# [TO DO]
Spot each line in the records below where the word "with" occurs, then copy it.

Stored data entries

════════════════════

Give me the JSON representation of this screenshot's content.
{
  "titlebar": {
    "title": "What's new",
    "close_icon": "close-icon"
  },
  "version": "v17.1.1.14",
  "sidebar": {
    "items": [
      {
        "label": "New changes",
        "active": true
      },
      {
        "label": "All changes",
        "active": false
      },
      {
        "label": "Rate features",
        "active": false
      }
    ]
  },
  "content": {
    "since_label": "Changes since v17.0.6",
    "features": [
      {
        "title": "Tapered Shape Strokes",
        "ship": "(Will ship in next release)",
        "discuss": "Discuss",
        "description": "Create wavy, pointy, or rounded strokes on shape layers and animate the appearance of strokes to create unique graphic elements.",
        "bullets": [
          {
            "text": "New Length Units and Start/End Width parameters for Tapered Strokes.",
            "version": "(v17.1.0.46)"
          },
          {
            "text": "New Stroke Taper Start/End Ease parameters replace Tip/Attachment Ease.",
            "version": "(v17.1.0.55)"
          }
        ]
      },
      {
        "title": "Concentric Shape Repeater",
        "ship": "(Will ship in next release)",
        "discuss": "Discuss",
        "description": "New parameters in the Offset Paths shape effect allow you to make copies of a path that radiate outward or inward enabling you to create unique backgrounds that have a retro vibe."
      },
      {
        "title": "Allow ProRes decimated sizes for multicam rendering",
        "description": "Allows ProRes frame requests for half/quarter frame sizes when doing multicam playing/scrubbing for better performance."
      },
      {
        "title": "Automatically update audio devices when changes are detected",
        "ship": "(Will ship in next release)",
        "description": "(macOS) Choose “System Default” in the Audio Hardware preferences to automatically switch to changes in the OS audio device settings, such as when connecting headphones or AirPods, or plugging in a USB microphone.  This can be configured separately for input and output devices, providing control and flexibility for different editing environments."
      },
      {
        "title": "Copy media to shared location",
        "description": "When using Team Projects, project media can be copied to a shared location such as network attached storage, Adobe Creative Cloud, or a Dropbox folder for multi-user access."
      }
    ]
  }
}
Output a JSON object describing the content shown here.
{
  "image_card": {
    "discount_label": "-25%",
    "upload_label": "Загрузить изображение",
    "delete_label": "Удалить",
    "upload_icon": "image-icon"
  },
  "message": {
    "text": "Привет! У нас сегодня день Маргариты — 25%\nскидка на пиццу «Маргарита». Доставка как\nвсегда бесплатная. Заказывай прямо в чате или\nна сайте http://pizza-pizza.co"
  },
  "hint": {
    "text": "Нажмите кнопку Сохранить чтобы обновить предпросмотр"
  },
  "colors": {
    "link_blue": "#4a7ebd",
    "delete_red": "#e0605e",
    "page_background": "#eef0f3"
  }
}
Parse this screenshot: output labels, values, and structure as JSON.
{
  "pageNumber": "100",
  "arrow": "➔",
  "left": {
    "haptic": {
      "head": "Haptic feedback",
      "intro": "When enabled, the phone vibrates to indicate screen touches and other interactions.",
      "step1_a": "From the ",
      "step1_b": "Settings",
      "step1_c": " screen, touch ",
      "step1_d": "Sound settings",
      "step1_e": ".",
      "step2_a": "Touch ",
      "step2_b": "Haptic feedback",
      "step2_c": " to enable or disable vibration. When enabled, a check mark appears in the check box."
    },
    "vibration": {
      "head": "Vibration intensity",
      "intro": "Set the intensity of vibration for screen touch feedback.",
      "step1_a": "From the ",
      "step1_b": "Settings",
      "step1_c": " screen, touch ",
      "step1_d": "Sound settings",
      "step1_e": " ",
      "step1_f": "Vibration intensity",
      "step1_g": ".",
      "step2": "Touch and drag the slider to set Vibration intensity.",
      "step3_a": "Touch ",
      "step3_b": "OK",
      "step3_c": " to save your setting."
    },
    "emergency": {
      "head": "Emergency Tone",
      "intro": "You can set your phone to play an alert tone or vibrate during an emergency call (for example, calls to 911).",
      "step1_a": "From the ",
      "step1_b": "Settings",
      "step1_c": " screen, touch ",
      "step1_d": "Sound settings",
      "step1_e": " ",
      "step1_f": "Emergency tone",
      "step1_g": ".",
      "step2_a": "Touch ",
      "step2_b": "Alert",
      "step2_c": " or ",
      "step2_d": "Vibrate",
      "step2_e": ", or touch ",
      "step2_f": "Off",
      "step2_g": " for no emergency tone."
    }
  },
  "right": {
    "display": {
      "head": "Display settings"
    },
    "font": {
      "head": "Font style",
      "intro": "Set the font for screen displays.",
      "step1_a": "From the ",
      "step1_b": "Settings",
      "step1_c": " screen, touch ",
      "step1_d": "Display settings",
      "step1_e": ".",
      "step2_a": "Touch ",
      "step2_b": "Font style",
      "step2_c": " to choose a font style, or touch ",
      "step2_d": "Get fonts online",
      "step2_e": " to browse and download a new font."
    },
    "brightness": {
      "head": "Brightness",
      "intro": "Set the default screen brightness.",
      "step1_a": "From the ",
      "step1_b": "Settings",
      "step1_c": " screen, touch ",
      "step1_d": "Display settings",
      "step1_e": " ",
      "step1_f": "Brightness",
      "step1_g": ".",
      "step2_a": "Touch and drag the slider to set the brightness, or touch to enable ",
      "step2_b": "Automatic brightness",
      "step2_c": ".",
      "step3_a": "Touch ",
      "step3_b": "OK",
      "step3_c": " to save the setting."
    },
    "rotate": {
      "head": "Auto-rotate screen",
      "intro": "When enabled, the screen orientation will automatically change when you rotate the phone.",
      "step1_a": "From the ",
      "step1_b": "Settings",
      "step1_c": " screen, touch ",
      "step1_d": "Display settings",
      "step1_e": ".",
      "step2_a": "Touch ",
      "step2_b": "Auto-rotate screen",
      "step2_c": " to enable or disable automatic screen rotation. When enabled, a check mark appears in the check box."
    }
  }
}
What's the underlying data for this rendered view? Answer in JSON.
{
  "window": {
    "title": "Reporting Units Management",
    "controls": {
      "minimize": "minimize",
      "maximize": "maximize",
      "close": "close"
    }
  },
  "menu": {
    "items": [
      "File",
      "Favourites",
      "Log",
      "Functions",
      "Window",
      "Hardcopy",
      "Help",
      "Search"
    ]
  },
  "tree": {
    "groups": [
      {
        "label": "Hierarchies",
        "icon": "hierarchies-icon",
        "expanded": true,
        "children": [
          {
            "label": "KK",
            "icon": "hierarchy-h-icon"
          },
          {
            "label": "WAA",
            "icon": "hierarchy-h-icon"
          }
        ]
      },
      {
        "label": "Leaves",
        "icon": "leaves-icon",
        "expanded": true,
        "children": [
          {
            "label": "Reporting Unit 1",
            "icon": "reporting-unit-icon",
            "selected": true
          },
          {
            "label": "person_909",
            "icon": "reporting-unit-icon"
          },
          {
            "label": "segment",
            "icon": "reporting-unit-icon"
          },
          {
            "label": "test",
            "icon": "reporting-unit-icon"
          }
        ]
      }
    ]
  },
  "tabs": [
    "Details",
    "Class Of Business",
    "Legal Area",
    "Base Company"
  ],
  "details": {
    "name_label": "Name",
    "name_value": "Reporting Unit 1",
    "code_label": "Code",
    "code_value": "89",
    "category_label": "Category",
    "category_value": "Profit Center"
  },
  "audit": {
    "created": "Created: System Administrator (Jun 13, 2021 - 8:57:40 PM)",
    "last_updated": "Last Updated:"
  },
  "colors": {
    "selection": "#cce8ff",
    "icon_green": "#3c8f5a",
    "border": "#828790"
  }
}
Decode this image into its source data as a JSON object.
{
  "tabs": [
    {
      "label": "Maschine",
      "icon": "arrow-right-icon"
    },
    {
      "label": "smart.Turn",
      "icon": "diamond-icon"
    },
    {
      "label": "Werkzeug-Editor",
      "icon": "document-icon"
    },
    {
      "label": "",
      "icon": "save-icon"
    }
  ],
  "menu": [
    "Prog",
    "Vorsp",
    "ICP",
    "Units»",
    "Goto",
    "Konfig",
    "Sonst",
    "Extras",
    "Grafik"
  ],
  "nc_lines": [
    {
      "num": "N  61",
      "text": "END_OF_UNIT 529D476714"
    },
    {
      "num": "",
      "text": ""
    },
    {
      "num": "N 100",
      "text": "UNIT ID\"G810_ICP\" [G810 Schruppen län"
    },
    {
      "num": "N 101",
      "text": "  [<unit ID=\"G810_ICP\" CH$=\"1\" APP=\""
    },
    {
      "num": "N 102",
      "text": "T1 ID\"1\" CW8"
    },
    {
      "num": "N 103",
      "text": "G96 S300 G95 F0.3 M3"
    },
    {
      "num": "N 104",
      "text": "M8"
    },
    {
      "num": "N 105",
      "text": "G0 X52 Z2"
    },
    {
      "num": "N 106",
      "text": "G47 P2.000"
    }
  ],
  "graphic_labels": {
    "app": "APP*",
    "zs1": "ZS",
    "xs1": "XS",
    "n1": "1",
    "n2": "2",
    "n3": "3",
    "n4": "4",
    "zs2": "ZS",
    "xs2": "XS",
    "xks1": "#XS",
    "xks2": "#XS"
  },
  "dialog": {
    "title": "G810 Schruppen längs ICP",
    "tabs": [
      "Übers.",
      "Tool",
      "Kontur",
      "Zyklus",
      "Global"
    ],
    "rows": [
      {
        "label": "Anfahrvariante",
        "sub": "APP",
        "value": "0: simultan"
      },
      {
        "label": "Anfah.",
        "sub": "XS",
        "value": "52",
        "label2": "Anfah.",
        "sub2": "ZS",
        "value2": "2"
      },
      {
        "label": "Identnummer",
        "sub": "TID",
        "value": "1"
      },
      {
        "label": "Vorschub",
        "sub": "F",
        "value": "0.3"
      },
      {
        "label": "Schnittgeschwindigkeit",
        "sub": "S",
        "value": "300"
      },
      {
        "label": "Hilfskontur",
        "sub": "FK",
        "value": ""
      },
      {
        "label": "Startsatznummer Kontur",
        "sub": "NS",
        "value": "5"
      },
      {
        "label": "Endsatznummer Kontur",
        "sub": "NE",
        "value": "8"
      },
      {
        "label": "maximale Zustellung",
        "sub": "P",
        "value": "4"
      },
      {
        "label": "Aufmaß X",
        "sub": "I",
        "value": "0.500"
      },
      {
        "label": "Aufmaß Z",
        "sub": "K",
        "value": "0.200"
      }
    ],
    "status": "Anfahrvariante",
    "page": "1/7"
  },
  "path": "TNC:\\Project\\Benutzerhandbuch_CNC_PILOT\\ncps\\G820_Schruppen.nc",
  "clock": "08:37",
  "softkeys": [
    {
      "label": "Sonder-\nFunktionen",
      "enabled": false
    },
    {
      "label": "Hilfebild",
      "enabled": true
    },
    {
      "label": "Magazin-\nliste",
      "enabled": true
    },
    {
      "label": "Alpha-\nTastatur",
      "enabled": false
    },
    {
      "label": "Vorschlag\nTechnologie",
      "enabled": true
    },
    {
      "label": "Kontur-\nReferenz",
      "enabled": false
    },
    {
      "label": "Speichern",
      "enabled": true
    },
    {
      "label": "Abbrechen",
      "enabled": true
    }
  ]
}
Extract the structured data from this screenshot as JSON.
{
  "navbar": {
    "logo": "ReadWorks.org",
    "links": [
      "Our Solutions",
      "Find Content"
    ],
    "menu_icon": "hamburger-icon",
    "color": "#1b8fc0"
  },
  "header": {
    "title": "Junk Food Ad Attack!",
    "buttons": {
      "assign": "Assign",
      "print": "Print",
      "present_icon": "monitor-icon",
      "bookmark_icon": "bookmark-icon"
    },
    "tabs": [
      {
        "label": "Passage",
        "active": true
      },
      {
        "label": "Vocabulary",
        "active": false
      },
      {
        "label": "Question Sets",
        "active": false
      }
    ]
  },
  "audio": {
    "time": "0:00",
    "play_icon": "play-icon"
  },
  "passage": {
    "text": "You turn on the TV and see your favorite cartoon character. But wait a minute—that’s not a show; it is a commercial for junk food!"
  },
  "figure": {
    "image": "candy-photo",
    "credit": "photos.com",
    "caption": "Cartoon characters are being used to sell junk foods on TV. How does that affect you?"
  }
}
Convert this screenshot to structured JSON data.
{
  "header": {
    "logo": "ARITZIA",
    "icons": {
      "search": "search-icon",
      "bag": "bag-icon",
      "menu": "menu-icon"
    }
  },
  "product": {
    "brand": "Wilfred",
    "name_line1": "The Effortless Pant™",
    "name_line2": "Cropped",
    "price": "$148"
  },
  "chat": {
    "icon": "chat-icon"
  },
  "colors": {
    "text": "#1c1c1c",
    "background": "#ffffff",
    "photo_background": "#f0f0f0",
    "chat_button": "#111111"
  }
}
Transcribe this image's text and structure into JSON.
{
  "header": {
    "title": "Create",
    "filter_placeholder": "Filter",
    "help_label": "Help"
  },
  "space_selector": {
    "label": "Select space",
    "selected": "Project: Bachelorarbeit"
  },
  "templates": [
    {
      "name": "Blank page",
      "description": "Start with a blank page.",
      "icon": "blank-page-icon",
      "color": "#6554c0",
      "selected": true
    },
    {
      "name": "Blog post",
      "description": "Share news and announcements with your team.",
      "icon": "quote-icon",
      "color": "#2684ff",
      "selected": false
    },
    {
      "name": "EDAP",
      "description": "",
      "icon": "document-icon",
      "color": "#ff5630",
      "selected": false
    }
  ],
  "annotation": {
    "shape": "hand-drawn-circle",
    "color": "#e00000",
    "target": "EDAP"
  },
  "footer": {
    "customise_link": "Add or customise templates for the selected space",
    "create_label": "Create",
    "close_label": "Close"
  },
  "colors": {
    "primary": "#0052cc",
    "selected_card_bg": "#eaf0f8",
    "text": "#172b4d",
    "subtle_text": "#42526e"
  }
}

════════════════════

# [ANSWER FOR THIS EXERCISE]
      "description": "Start with a blank page.",
      "description": "Share news and announcements with your team.",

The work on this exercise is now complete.